* What the exercise asks: Output each line exactly as it appears, skipping any embedded picture.

* Available data:

- - - - -

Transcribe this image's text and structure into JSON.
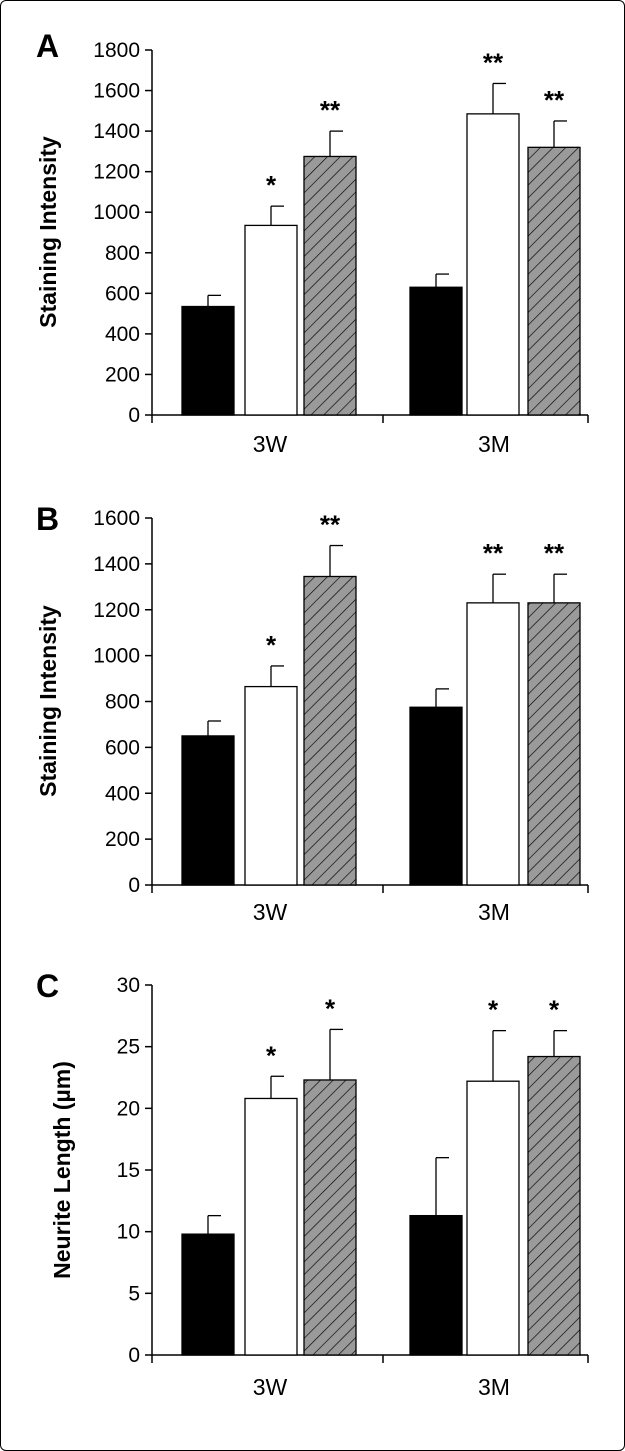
{
  "colors": {
    "series_1_fill": "#000000",
    "series_2_fill": "#ffffff",
    "series_3_fill": "#9a9a9a",
    "series_3_hatch": "#000000"
  },
  "chart_data": [
    {
      "panel": "A",
      "type": "bar",
      "ylabel": "Staining Intensity",
      "ylim": [
        0,
        1800
      ],
      "yticks": [
        0,
        200,
        400,
        600,
        800,
        1000,
        1200,
        1400,
        1600,
        1800
      ],
      "categories": [
        "3W",
        "3M"
      ],
      "series": [
        {
          "values": [
            535,
            630
          ],
          "errors": [
            55,
            65
          ],
          "fill": "solid-black",
          "significance": [
            "",
            ""
          ]
        },
        {
          "values": [
            935,
            1485
          ],
          "errors": [
            95,
            150
          ],
          "fill": "white",
          "significance": [
            "*",
            "**"
          ]
        },
        {
          "values": [
            1275,
            1320
          ],
          "errors": [
            125,
            130
          ],
          "fill": "hatched-gray",
          "significance": [
            "**",
            "**"
          ]
        }
      ],
      "grid": false,
      "legend": "none"
    },
    {
      "panel": "B",
      "type": "bar",
      "ylabel": "Staining Intensity",
      "ylim": [
        0,
        1600
      ],
      "yticks": [
        0,
        200,
        400,
        600,
        800,
        1000,
        1200,
        1400,
        1600
      ],
      "categories": [
        "3W",
        "3M"
      ],
      "series": [
        {
          "values": [
            650,
            775
          ],
          "errors": [
            65,
            80
          ],
          "fill": "solid-black",
          "significance": [
            "",
            ""
          ]
        },
        {
          "values": [
            865,
            1230
          ],
          "errors": [
            90,
            125
          ],
          "fill": "white",
          "significance": [
            "*",
            "**"
          ]
        },
        {
          "values": [
            1345,
            1230
          ],
          "errors": [
            135,
            125
          ],
          "fill": "hatched-gray",
          "significance": [
            "**",
            "**"
          ]
        }
      ],
      "grid": false,
      "legend": "none"
    },
    {
      "panel": "C",
      "type": "bar",
      "ylabel": "Neurite Length (µm)",
      "ylim": [
        0,
        30
      ],
      "yticks": [
        0,
        5,
        10,
        15,
        20,
        25,
        30
      ],
      "categories": [
        "3W",
        "3M"
      ],
      "series": [
        {
          "values": [
            9.8,
            11.3
          ],
          "errors": [
            1.5,
            4.7
          ],
          "fill": "solid-black",
          "significance": [
            "",
            ""
          ]
        },
        {
          "values": [
            20.8,
            22.2
          ],
          "errors": [
            1.8,
            4.1
          ],
          "fill": "white",
          "significance": [
            "*",
            "*"
          ]
        },
        {
          "values": [
            22.3,
            24.2
          ],
          "errors": [
            4.1,
            2.1
          ],
          "fill": "hatched-gray",
          "significance": [
            "*",
            "*"
          ]
        }
      ],
      "grid": false,
      "legend": "none"
    }
  ]
}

- - - - -

* Solution for this problem:
Transcribe this image's text and structure into JSON.
{
  "colors": {
    "series_1_fill": "#000000",
    "series_2_fill": "#ffffff",
    "series_3_fill": "#9a9a9a",
    "series_3_hatch": "#000000"
  },
  "chart_data": [
    {
      "panel": "A",
      "type": "bar",
      "ylabel": "Staining Intensity",
      "ylim": [
        0,
        1800
      ],
      "yticks": [
        0,
        200,
        400,
        600,
        800,
        1000,
        1200,
        1400,
        1600,
        1800
      ],
      "categories": [
        "3W",
        "3M"
      ],
      "series": [
        {
          "values": [
            535,
            630
          ],
          "errors": [
            55,
            65
          ],
          "fill": "solid-black",
          "significance": [
            "",
            ""
          ]
        },
        {
          "values": [
            935,
            1485
          ],
          "errors": [
            95,
            150
          ],
          "fill": "white",
          "significance": [
            "*",
            "**"
          ]
        },
        {
          "values": [
            1275,
            1320
          ],
          "errors": [
            125,
            130
          ],
          "fill": "hatched-gray",
          "significance": [
            "**",
            "**"
          ]
        }
      ],
      "grid": false,
      "legend": "none"
    },
    {
      "panel": "B",
      "type": "bar",
      "ylabel": "Staining Intensity",
      "ylim": [
        0,
        1600
      ],
      "yticks": [
        0,
        200,
        400,
        600,
        800,
        1000,
        1200,
        1400,
        1600
      ],
      "categories": [
        "3W",
        "3M"
      ],
      "series": [
        {
          "values": [
            650,
            775
          ],
          "errors": [
            65,
            80
          ],
          "fill": "solid-black",
          "significance": [
            "",
            ""
          ]
        },
        {
          "values": [
            865,
            1230
          ],
          "errors": [
            90,
            125
          ],
          "fill": "white",
          "significance": [
            "*",
            "**"
          ]
        },
        {
          "values": [
            1345,
            1230
          ],
          "errors": [
            135,
            125
          ],
          "fill": "hatched-gray",
          "significance": [
            "**",
            "**"
          ]
        }
      ],
      "grid": false,
      "legend": "none"
    },
    {
      "panel": "C",
      "type": "bar",
      "ylabel": "Neurite Length (µm)",
      "ylim": [
        0,
        30
      ],
      "yticks": [
        0,
        5,
        10,
        15,
        20,
        25,
        30
      ],
      "categories": [
        "3W",
        "3M"
      ],
      "series": [
        {
          "values": [
            9.8,
            11.3
          ],
          "errors": [
            1.5,
            4.7
          ],
          "fill": "solid-black",
          "significance": [
            "",
            ""
          ]
        },
        {
          "values": [
            20.8,
            22.2
          ],
          "errors": [
            1.8,
            4.1
          ],
          "fill": "white",
          "significance": [
            "*",
            "*"
          ]
        },
        {
          "values": [
            22.3,
            24.2
          ],
          "errors": [
            4.1,
            2.1
          ],
          "fill": "hatched-gray",
          "significance": [
            "*",
            "*"
          ]
        }
      ],
      "grid": false,
      "legend": "none"
    }
  ]
}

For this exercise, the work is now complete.